### [AIM OF THE EXERCISE]
Count, in the entries, the lines with "JSON". Answer with the number only.

═══ EXTRACTED RECORDS ═══

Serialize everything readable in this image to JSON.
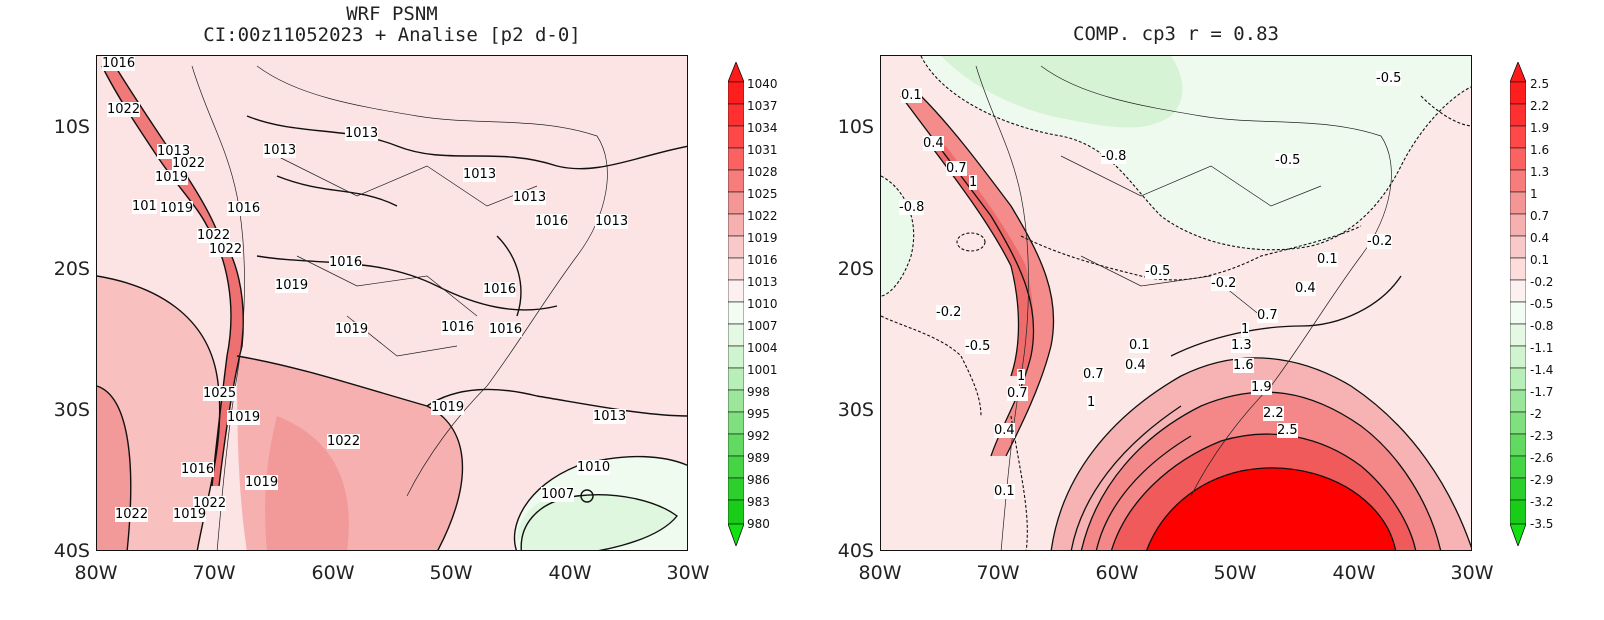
{
  "left_panel": {
    "title_line1": "WRF PSNM",
    "title_line2": "CI:00z11052023 + Analise  [p2 d-0]",
    "lat_ticks": [
      "10S",
      "20S",
      "30S",
      "40S"
    ],
    "lon_ticks": [
      "80W",
      "70W",
      "60W",
      "50W",
      "40W",
      "30W"
    ],
    "contour_labels": [
      "1016",
      "1022",
      "1013",
      "1022",
      "1019",
      "101",
      "1019",
      "1016",
      "1022",
      "1022",
      "1013",
      "1013",
      "1013",
      "1013",
      "1016",
      "1013",
      "1016",
      "1019",
      "1016",
      "1019",
      "1016",
      "1016",
      "1025",
      "1019",
      "1019",
      "1022",
      "1013",
      "1010",
      "1007",
      "1016",
      "1019",
      "1022",
      "1022",
      "1019"
    ],
    "colorbar": [
      "1040",
      "1037",
      "1034",
      "1031",
      "1028",
      "1025",
      "1022",
      "1019",
      "1016",
      "1013",
      "1010",
      "1007",
      "1004",
      "1001",
      "998",
      "995",
      "992",
      "989",
      "986",
      "983",
      "980"
    ]
  },
  "right_panel": {
    "title": "COMP. cp3  r =  0.83",
    "lat_ticks": [
      "10S",
      "20S",
      "30S",
      "40S"
    ],
    "lon_ticks": [
      "80W",
      "70W",
      "60W",
      "50W",
      "40W",
      "30W"
    ],
    "contour_labels": [
      "0.1",
      "0.4",
      "0.7",
      "1",
      "-0.8",
      "-0.8",
      "-0.5",
      "-0.5",
      "-0.2",
      "-0.2",
      "-0.5",
      "-0.2",
      "0.1",
      "0.4",
      "0.7",
      "1",
      "1.3",
      "1.6",
      "1.9",
      "2.2",
      "2.5",
      "0.1",
      "0.4",
      "0.7",
      "1",
      "1",
      "0.7",
      "0.4",
      "0.1",
      "-0.5"
    ],
    "colorbar": [
      "2.5",
      "2.2",
      "1.9",
      "1.6",
      "1.3",
      "1",
      "0.7",
      "0.4",
      "0.1",
      "-0.2",
      "-0.5",
      "-0.8",
      "-1.1",
      "-1.4",
      "-1.7",
      "-2",
      "-2.3",
      "-2.6",
      "-2.9",
      "-3.2",
      "-3.5"
    ]
  },
  "colors": {
    "red_strong": "#ff0000",
    "red_mid": "#f08080",
    "pink": "#fcd6d6",
    "pink_light": "#fdeaea",
    "green_light": "#e6f8e6",
    "green_mid": "#c9f0c9"
  }
}
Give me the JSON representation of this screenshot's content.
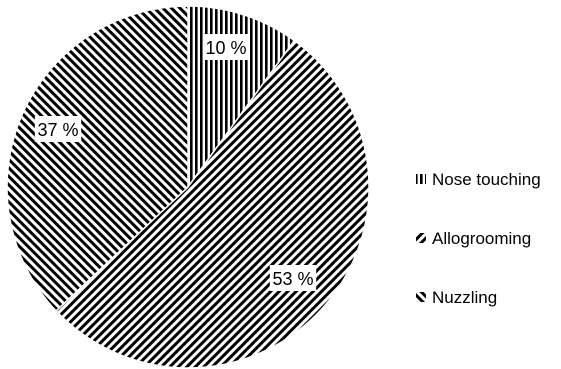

═══

### [ANSWER TO THIS EXERCISE]
2